===== Excerpted records =====

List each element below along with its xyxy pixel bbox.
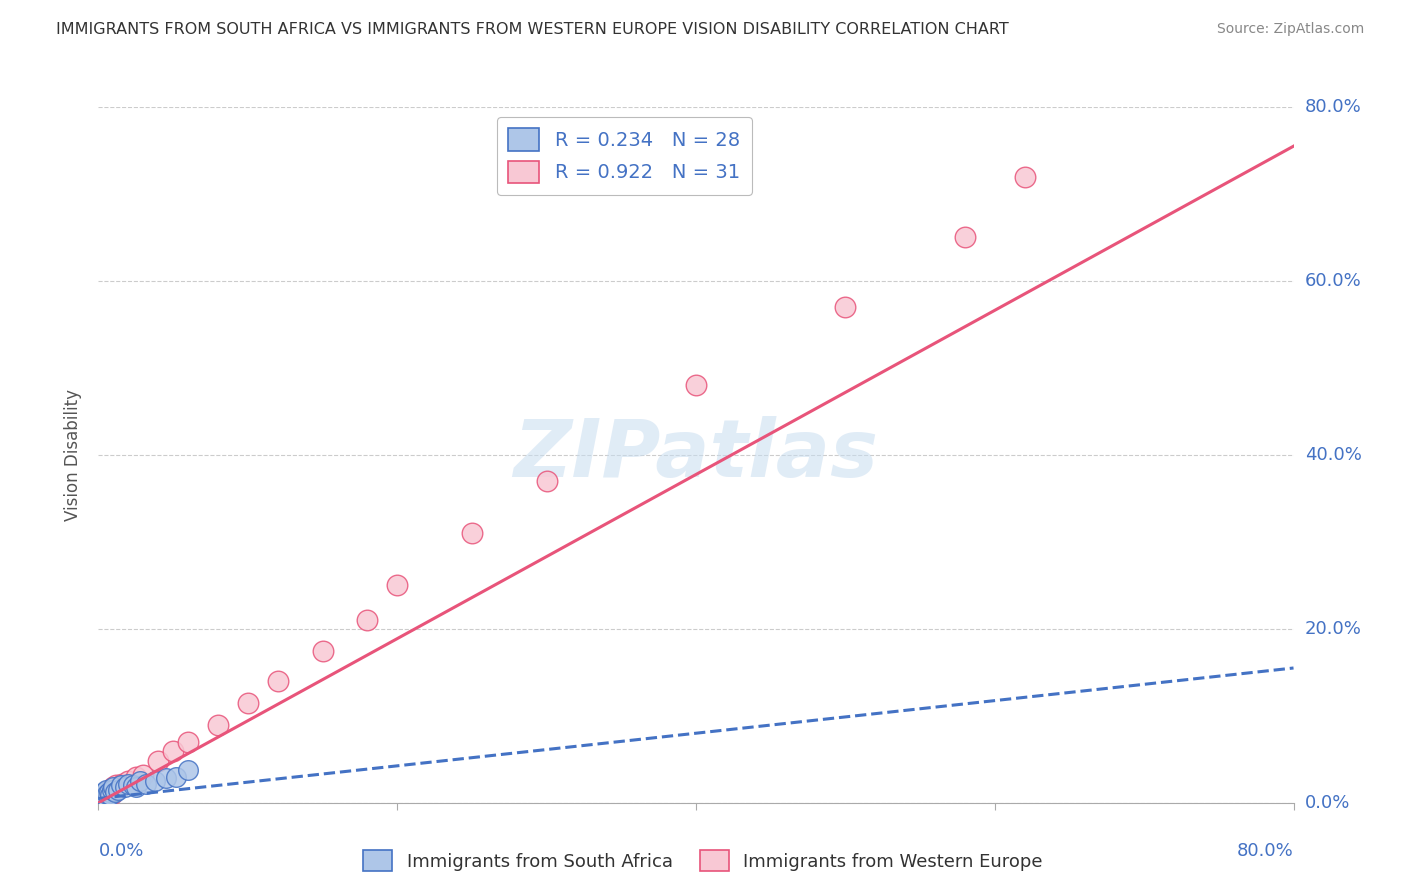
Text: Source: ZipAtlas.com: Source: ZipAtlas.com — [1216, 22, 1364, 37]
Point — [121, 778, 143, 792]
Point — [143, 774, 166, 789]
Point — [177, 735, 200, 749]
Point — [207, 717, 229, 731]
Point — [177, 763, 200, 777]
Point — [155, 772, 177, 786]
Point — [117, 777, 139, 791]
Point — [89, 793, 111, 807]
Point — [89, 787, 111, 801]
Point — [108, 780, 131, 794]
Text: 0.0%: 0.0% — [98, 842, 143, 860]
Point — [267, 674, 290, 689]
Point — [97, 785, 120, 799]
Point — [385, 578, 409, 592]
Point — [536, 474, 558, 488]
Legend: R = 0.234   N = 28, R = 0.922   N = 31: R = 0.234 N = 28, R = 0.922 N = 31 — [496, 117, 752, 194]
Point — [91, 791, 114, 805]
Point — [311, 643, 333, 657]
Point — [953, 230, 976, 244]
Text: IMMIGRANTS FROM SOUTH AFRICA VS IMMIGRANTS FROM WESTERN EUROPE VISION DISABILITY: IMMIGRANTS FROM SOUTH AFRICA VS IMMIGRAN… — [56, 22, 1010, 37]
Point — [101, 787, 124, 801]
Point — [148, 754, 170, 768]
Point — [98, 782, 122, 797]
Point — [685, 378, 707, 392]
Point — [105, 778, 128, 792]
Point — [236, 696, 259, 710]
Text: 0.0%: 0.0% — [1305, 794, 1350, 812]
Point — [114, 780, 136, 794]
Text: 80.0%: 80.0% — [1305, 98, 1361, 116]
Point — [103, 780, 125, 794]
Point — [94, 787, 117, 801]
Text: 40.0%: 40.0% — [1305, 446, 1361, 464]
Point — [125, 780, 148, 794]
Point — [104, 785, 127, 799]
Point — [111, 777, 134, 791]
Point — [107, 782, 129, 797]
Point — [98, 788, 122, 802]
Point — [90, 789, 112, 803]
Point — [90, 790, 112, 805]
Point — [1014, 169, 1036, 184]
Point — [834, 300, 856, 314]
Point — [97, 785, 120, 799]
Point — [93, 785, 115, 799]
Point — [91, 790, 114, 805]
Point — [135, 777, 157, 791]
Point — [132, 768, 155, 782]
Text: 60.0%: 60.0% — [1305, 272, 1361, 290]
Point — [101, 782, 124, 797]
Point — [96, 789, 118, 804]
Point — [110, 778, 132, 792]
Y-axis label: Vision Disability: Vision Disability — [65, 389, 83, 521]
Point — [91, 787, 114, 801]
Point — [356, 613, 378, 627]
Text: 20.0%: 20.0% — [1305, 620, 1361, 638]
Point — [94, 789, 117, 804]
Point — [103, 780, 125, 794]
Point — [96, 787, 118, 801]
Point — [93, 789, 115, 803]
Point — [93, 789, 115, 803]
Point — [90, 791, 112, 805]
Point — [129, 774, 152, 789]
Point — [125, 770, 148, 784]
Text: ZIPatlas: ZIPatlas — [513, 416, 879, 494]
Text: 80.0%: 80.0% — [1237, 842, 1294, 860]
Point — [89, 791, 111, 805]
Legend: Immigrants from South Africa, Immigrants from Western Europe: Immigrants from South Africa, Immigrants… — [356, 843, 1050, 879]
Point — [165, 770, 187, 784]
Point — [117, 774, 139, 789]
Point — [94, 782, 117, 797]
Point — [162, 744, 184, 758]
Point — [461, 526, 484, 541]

=====

> [Requirement]: Could you write out the listing again with "Point" replaced by "Marker" everywhere, changing nothing else and leaving out the pictures?

> [Finished exercise]:
List each element below along with its xyxy pixel bbox.
Text: Source: ZipAtlas.com: Source: ZipAtlas.com — [1216, 22, 1364, 37]
Marker — [121, 778, 143, 792]
Marker — [143, 774, 166, 789]
Marker — [177, 735, 200, 749]
Marker — [207, 717, 229, 731]
Marker — [177, 763, 200, 777]
Marker — [155, 772, 177, 786]
Marker — [117, 777, 139, 791]
Marker — [89, 793, 111, 807]
Marker — [89, 787, 111, 801]
Marker — [108, 780, 131, 794]
Text: 0.0%: 0.0% — [98, 842, 143, 860]
Marker — [267, 674, 290, 689]
Marker — [97, 785, 120, 799]
Marker — [385, 578, 409, 592]
Marker — [536, 474, 558, 488]
Legend: R = 0.234   N = 28, R = 0.922   N = 31: R = 0.234 N = 28, R = 0.922 N = 31 — [496, 117, 752, 194]
Marker — [91, 791, 114, 805]
Marker — [311, 643, 333, 657]
Marker — [953, 230, 976, 244]
Text: IMMIGRANTS FROM SOUTH AFRICA VS IMMIGRANTS FROM WESTERN EUROPE VISION DISABILITY: IMMIGRANTS FROM SOUTH AFRICA VS IMMIGRAN… — [56, 22, 1010, 37]
Marker — [101, 787, 124, 801]
Marker — [148, 754, 170, 768]
Marker — [98, 782, 122, 797]
Marker — [685, 378, 707, 392]
Marker — [105, 778, 128, 792]
Marker — [236, 696, 259, 710]
Text: 0.0%: 0.0% — [1305, 794, 1350, 812]
Marker — [114, 780, 136, 794]
Text: 80.0%: 80.0% — [1305, 98, 1361, 116]
Marker — [103, 780, 125, 794]
Marker — [94, 787, 117, 801]
Text: 40.0%: 40.0% — [1305, 446, 1361, 464]
Marker — [125, 780, 148, 794]
Marker — [104, 785, 127, 799]
Marker — [111, 777, 134, 791]
Marker — [107, 782, 129, 797]
Marker — [98, 788, 122, 802]
Marker — [90, 789, 112, 803]
Marker — [90, 790, 112, 805]
Marker — [1014, 169, 1036, 184]
Marker — [834, 300, 856, 314]
Marker — [97, 785, 120, 799]
Marker — [93, 785, 115, 799]
Marker — [91, 790, 114, 805]
Marker — [135, 777, 157, 791]
Marker — [132, 768, 155, 782]
Text: 60.0%: 60.0% — [1305, 272, 1361, 290]
Marker — [101, 782, 124, 797]
Marker — [96, 789, 118, 804]
Marker — [110, 778, 132, 792]
Y-axis label: Vision Disability: Vision Disability — [65, 389, 83, 521]
Marker — [91, 787, 114, 801]
Marker — [356, 613, 378, 627]
Text: 20.0%: 20.0% — [1305, 620, 1361, 638]
Marker — [94, 789, 117, 804]
Marker — [103, 780, 125, 794]
Marker — [96, 787, 118, 801]
Marker — [93, 789, 115, 803]
Marker — [93, 789, 115, 803]
Marker — [90, 791, 112, 805]
Marker — [129, 774, 152, 789]
Marker — [125, 770, 148, 784]
Text: ZIPatlas: ZIPatlas — [513, 416, 879, 494]
Text: 80.0%: 80.0% — [1237, 842, 1294, 860]
Marker — [89, 791, 111, 805]
Legend: Immigrants from South Africa, Immigrants from Western Europe: Immigrants from South Africa, Immigrants… — [356, 843, 1050, 879]
Marker — [165, 770, 187, 784]
Marker — [117, 774, 139, 789]
Marker — [94, 782, 117, 797]
Marker — [162, 744, 184, 758]
Marker — [461, 526, 484, 541]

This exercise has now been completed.